### [Your objective]
Copy nothing but the text: reproduce each line of the listing exactly and leave the pictures out.

### [Provided entries]
_ _ _ _

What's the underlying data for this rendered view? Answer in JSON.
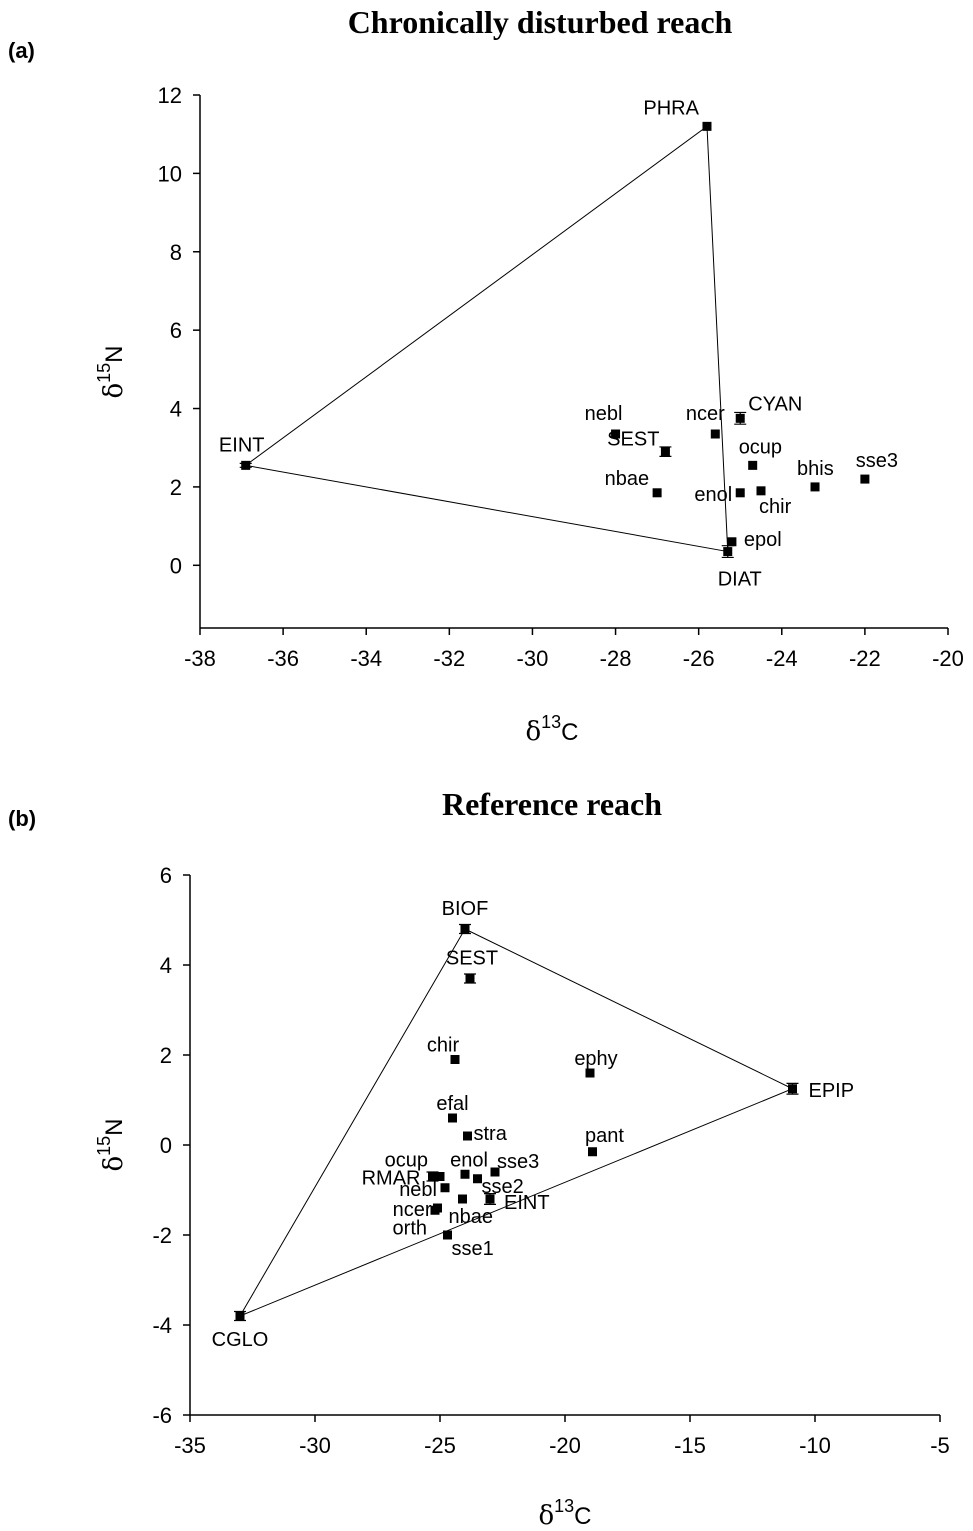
{
  "chart_data": [
    {
      "type": "scatter",
      "panel_label": "(a)",
      "title": "Chronically disturbed reach",
      "xlabel": {
        "symbol": "δ",
        "sup": "13",
        "el": "C"
      },
      "ylabel": {
        "symbol": "δ",
        "sup": "15",
        "el": "N"
      },
      "xlim": [
        -38,
        -20
      ],
      "ylim": [
        -1.6,
        12
      ],
      "xticks": [
        -38,
        -36,
        -34,
        -32,
        -30,
        -28,
        -26,
        -24,
        -22,
        -20
      ],
      "yticks": [
        0,
        2,
        4,
        6,
        8,
        10,
        12
      ],
      "grid": false,
      "polygon": [
        "PHRA",
        "DIAT",
        "EINT"
      ],
      "points": [
        {
          "label": "PHRA",
          "x": -25.8,
          "y": 11.2,
          "err": 0
        },
        {
          "label": "EINT",
          "x": -36.9,
          "y": 2.55,
          "err": 0.05
        },
        {
          "label": "DIAT",
          "x": -25.3,
          "y": 0.35,
          "err": 0.15
        },
        {
          "label": "CYAN",
          "x": -25.0,
          "y": 3.75,
          "err": 0.15
        },
        {
          "label": "SEST",
          "x": -26.8,
          "y": 2.9,
          "err": 0.12
        },
        {
          "label": "nebl",
          "x": -28.0,
          "y": 3.35,
          "err": 0
        },
        {
          "label": "ncer",
          "x": -25.6,
          "y": 3.35,
          "err": 0
        },
        {
          "label": "nbae",
          "x": -27.0,
          "y": 1.85,
          "err": 0
        },
        {
          "label": "ocup",
          "x": -24.7,
          "y": 2.55,
          "err": 0
        },
        {
          "label": "enol",
          "x": -25.0,
          "y": 1.85,
          "err": 0
        },
        {
          "label": "chir",
          "x": -24.5,
          "y": 1.9,
          "err": 0
        },
        {
          "label": "bhis",
          "x": -23.2,
          "y": 2.0,
          "err": 0
        },
        {
          "label": "sse3",
          "x": -22.0,
          "y": 2.2,
          "err": 0
        },
        {
          "label": "epol",
          "x": -25.2,
          "y": 0.6,
          "err": 0
        }
      ]
    },
    {
      "type": "scatter",
      "panel_label": "(b)",
      "title": "Reference reach",
      "xlabel": {
        "symbol": "δ",
        "sup": "13",
        "el": "C"
      },
      "ylabel": {
        "symbol": "δ",
        "sup": "15",
        "el": "N"
      },
      "xlim": [
        -35,
        -5
      ],
      "ylim": [
        -6,
        6
      ],
      "xticks": [
        -35,
        -30,
        -25,
        -20,
        -15,
        -10,
        -5
      ],
      "yticks": [
        -6,
        -4,
        -2,
        0,
        2,
        4,
        6
      ],
      "grid": false,
      "polygon": [
        "BIOF",
        "EPIP",
        "CGLO"
      ],
      "points": [
        {
          "label": "BIOF",
          "x": -24.0,
          "y": 4.8,
          "err": 0.1
        },
        {
          "label": "SEST",
          "x": -23.8,
          "y": 3.7,
          "err": 0.1
        },
        {
          "label": "EPIP",
          "x": -10.9,
          "y": 1.25,
          "err": 0.12
        },
        {
          "label": "CGLO",
          "x": -33.0,
          "y": -3.8,
          "err": 0.1
        },
        {
          "label": "chir",
          "x": -24.4,
          "y": 1.9,
          "err": 0
        },
        {
          "label": "ephy",
          "x": -19.0,
          "y": 1.6,
          "err": 0
        },
        {
          "label": "efal",
          "x": -24.5,
          "y": 0.6,
          "err": 0
        },
        {
          "label": "stra",
          "x": -23.9,
          "y": 0.2,
          "err": 0
        },
        {
          "label": "pant",
          "x": -18.9,
          "y": -0.15,
          "err": 0
        },
        {
          "label": "ocup",
          "x": -25.0,
          "y": -0.7,
          "err": 0
        },
        {
          "label": "enol",
          "x": -24.0,
          "y": -0.65,
          "err": 0
        },
        {
          "label": "sse3",
          "x": -22.8,
          "y": -0.6,
          "err": 0
        },
        {
          "label": "RMAR",
          "x": -25.3,
          "y": -0.7,
          "err": 0.1
        },
        {
          "label": "sse2",
          "x": -23.5,
          "y": -0.75,
          "err": 0
        },
        {
          "label": "nebl",
          "x": -24.8,
          "y": -0.95,
          "err": 0
        },
        {
          "label": "EINT",
          "x": -23.0,
          "y": -1.2,
          "err": 0.12
        },
        {
          "label": "nbae",
          "x": -24.1,
          "y": -1.2,
          "err": 0
        },
        {
          "label": "ncer",
          "x": -25.1,
          "y": -1.4,
          "err": 0
        },
        {
          "label": "orth",
          "x": -25.2,
          "y": -1.45,
          "err": 0
        },
        {
          "label": "sse1",
          "x": -24.7,
          "y": -2.0,
          "err": 0
        }
      ]
    }
  ]
}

_ _ _ _

### [Exercise result]
What's the underlying data for this rendered view? Answer in JSON.
{
  "chart_data": [
    {
      "type": "scatter",
      "panel_label": "(a)",
      "title": "Chronically disturbed reach",
      "xlabel": {
        "symbol": "δ",
        "sup": "13",
        "el": "C"
      },
      "ylabel": {
        "symbol": "δ",
        "sup": "15",
        "el": "N"
      },
      "xlim": [
        -38,
        -20
      ],
      "ylim": [
        -1.6,
        12
      ],
      "xticks": [
        -38,
        -36,
        -34,
        -32,
        -30,
        -28,
        -26,
        -24,
        -22,
        -20
      ],
      "yticks": [
        0,
        2,
        4,
        6,
        8,
        10,
        12
      ],
      "grid": false,
      "polygon": [
        "PHRA",
        "DIAT",
        "EINT"
      ],
      "points": [
        {
          "label": "PHRA",
          "x": -25.8,
          "y": 11.2,
          "err": 0
        },
        {
          "label": "EINT",
          "x": -36.9,
          "y": 2.55,
          "err": 0.05
        },
        {
          "label": "DIAT",
          "x": -25.3,
          "y": 0.35,
          "err": 0.15
        },
        {
          "label": "CYAN",
          "x": -25.0,
          "y": 3.75,
          "err": 0.15
        },
        {
          "label": "SEST",
          "x": -26.8,
          "y": 2.9,
          "err": 0.12
        },
        {
          "label": "nebl",
          "x": -28.0,
          "y": 3.35,
          "err": 0
        },
        {
          "label": "ncer",
          "x": -25.6,
          "y": 3.35,
          "err": 0
        },
        {
          "label": "nbae",
          "x": -27.0,
          "y": 1.85,
          "err": 0
        },
        {
          "label": "ocup",
          "x": -24.7,
          "y": 2.55,
          "err": 0
        },
        {
          "label": "enol",
          "x": -25.0,
          "y": 1.85,
          "err": 0
        },
        {
          "label": "chir",
          "x": -24.5,
          "y": 1.9,
          "err": 0
        },
        {
          "label": "bhis",
          "x": -23.2,
          "y": 2.0,
          "err": 0
        },
        {
          "label": "sse3",
          "x": -22.0,
          "y": 2.2,
          "err": 0
        },
        {
          "label": "epol",
          "x": -25.2,
          "y": 0.6,
          "err": 0
        }
      ]
    },
    {
      "type": "scatter",
      "panel_label": "(b)",
      "title": "Reference reach",
      "xlabel": {
        "symbol": "δ",
        "sup": "13",
        "el": "C"
      },
      "ylabel": {
        "symbol": "δ",
        "sup": "15",
        "el": "N"
      },
      "xlim": [
        -35,
        -5
      ],
      "ylim": [
        -6,
        6
      ],
      "xticks": [
        -35,
        -30,
        -25,
        -20,
        -15,
        -10,
        -5
      ],
      "yticks": [
        -6,
        -4,
        -2,
        0,
        2,
        4,
        6
      ],
      "grid": false,
      "polygon": [
        "BIOF",
        "EPIP",
        "CGLO"
      ],
      "points": [
        {
          "label": "BIOF",
          "x": -24.0,
          "y": 4.8,
          "err": 0.1
        },
        {
          "label": "SEST",
          "x": -23.8,
          "y": 3.7,
          "err": 0.1
        },
        {
          "label": "EPIP",
          "x": -10.9,
          "y": 1.25,
          "err": 0.12
        },
        {
          "label": "CGLO",
          "x": -33.0,
          "y": -3.8,
          "err": 0.1
        },
        {
          "label": "chir",
          "x": -24.4,
          "y": 1.9,
          "err": 0
        },
        {
          "label": "ephy",
          "x": -19.0,
          "y": 1.6,
          "err": 0
        },
        {
          "label": "efal",
          "x": -24.5,
          "y": 0.6,
          "err": 0
        },
        {
          "label": "stra",
          "x": -23.9,
          "y": 0.2,
          "err": 0
        },
        {
          "label": "pant",
          "x": -18.9,
          "y": -0.15,
          "err": 0
        },
        {
          "label": "ocup",
          "x": -25.0,
          "y": -0.7,
          "err": 0
        },
        {
          "label": "enol",
          "x": -24.0,
          "y": -0.65,
          "err": 0
        },
        {
          "label": "sse3",
          "x": -22.8,
          "y": -0.6,
          "err": 0
        },
        {
          "label": "RMAR",
          "x": -25.3,
          "y": -0.7,
          "err": 0.1
        },
        {
          "label": "sse2",
          "x": -23.5,
          "y": -0.75,
          "err": 0
        },
        {
          "label": "nebl",
          "x": -24.8,
          "y": -0.95,
          "err": 0
        },
        {
          "label": "EINT",
          "x": -23.0,
          "y": -1.2,
          "err": 0.12
        },
        {
          "label": "nbae",
          "x": -24.1,
          "y": -1.2,
          "err": 0
        },
        {
          "label": "ncer",
          "x": -25.1,
          "y": -1.4,
          "err": 0
        },
        {
          "label": "orth",
          "x": -25.2,
          "y": -1.45,
          "err": 0
        },
        {
          "label": "sse1",
          "x": -24.7,
          "y": -2.0,
          "err": 0
        }
      ]
    }
  ]
}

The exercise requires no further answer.